* **Task**
Copy out all of the data exactly as it appears.

>> start Listed records

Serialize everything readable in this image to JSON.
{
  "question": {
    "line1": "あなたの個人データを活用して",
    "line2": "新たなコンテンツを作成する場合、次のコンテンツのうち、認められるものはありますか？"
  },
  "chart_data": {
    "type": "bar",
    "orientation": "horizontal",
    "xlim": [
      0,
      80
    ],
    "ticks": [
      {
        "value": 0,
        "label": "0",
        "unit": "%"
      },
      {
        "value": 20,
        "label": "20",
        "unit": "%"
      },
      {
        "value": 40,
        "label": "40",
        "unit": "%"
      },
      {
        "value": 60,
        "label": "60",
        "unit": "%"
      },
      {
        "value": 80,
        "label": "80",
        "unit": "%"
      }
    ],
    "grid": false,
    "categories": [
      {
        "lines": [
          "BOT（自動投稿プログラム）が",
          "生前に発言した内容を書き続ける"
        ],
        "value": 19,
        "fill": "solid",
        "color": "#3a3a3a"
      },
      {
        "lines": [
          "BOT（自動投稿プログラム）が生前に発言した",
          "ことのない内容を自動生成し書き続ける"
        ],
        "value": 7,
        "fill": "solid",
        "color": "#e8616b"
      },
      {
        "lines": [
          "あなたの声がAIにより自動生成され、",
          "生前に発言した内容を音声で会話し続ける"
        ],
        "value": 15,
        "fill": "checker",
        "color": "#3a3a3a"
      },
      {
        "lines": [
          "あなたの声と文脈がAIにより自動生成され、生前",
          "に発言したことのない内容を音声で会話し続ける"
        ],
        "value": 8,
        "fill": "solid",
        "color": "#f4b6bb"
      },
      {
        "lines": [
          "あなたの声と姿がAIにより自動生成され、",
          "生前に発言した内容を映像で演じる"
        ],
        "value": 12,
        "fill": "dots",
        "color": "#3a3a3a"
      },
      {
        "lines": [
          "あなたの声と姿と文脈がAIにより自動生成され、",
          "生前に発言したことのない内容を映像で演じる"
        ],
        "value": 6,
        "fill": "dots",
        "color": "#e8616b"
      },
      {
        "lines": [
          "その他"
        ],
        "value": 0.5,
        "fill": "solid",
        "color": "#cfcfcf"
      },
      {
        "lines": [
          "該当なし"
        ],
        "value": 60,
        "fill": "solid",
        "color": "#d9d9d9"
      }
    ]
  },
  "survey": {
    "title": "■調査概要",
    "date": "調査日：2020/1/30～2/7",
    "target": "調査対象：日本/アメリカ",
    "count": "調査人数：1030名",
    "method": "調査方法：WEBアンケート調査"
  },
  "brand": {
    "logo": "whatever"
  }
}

>> end Listed records

* **Result for this task**
Serialize everything readable in this image to JSON.
{
  "question": {
    "line1": "あなたの個人データを活用して",
    "line2": "新たなコンテンツを作成する場合、次のコンテンツのうち、認められるものはありますか？"
  },
  "chart_data": {
    "type": "bar",
    "orientation": "horizontal",
    "xlim": [
      0,
      80
    ],
    "ticks": [
      {
        "value": 0,
        "label": "0",
        "unit": "%"
      },
      {
        "value": 20,
        "label": "20",
        "unit": "%"
      },
      {
        "value": 40,
        "label": "40",
        "unit": "%"
      },
      {
        "value": 60,
        "label": "60",
        "unit": "%"
      },
      {
        "value": 80,
        "label": "80",
        "unit": "%"
      }
    ],
    "grid": false,
    "categories": [
      {
        "lines": [
          "BOT（自動投稿プログラム）が",
          "生前に発言した内容を書き続ける"
        ],
        "value": 19,
        "fill": "solid",
        "color": "#3a3a3a"
      },
      {
        "lines": [
          "BOT（自動投稿プログラム）が生前に発言した",
          "ことのない内容を自動生成し書き続ける"
        ],
        "value": 7,
        "fill": "solid",
        "color": "#e8616b"
      },
      {
        "lines": [
          "あなたの声がAIにより自動生成され、",
          "生前に発言した内容を音声で会話し続ける"
        ],
        "value": 15,
        "fill": "checker",
        "color": "#3a3a3a"
      },
      {
        "lines": [
          "あなたの声と文脈がAIにより自動生成され、生前",
          "に発言したことのない内容を音声で会話し続ける"
        ],
        "value": 8,
        "fill": "solid",
        "color": "#f4b6bb"
      },
      {
        "lines": [
          "あなたの声と姿がAIにより自動生成され、",
          "生前に発言した内容を映像で演じる"
        ],
        "value": 12,
        "fill": "dots",
        "color": "#3a3a3a"
      },
      {
        "lines": [
          "あなたの声と姿と文脈がAIにより自動生成され、",
          "生前に発言したことのない内容を映像で演じる"
        ],
        "value": 6,
        "fill": "dots",
        "color": "#e8616b"
      },
      {
        "lines": [
          "その他"
        ],
        "value": 0.5,
        "fill": "solid",
        "color": "#cfcfcf"
      },
      {
        "lines": [
          "該当なし"
        ],
        "value": 60,
        "fill": "solid",
        "color": "#d9d9d9"
      }
    ]
  },
  "survey": {
    "title": "■調査概要",
    "date": "調査日：2020/1/30～2/7",
    "target": "調査対象：日本/アメリカ",
    "count": "調査人数：1030名",
    "method": "調査方法：WEBアンケート調査"
  },
  "brand": {
    "logo": "whatever"
  }
}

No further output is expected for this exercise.